Records →
|---|

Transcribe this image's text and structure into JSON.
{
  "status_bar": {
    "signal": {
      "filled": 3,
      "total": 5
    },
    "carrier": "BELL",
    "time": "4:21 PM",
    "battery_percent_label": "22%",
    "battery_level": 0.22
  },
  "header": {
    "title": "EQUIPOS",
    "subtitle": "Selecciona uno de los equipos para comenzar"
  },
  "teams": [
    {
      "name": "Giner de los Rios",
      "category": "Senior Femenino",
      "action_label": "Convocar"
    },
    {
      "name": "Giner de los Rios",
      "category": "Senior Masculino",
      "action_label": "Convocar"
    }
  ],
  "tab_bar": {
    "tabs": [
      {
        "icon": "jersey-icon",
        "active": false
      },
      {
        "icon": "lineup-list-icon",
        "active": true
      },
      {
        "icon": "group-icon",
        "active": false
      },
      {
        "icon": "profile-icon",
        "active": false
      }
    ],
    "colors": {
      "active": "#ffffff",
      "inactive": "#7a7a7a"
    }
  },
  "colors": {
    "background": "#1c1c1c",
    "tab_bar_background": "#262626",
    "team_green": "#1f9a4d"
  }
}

|---|

What you have to do → Repeat the preceding lines exactly, please, every one of them.

Written response →
Transcribe this image's text and structure into JSON.
{
  "status_bar": {
    "signal": {
      "filled": 3,
      "total": 5
    },
    "carrier": "BELL",
    "time": "4:21 PM",
    "battery_percent_label": "22%",
    "battery_level": 0.22
  },
  "header": {
    "title": "EQUIPOS",
    "subtitle": "Selecciona uno de los equipos para comenzar"
  },
  "teams": [
    {
      "name": "Giner de los Rios",
      "category": "Senior Femenino",
      "action_label": "Convocar"
    },
    {
      "name": "Giner de los Rios",
      "category": "Senior Masculino",
      "action_label": "Convocar"
    }
  ],
  "tab_bar": {
    "tabs": [
      {
        "icon": "jersey-icon",
        "active": false
      },
      {
        "icon": "lineup-list-icon",
        "active": true
      },
      {
        "icon": "group-icon",
        "active": false
      },
      {
        "icon": "profile-icon",
        "active": false
      }
    ],
    "colors": {
      "active": "#ffffff",
      "inactive": "#7a7a7a"
    }
  },
  "colors": {
    "background": "#1c1c1c",
    "tab_bar_background": "#262626",
    "team_green": "#1f9a4d"
  }
}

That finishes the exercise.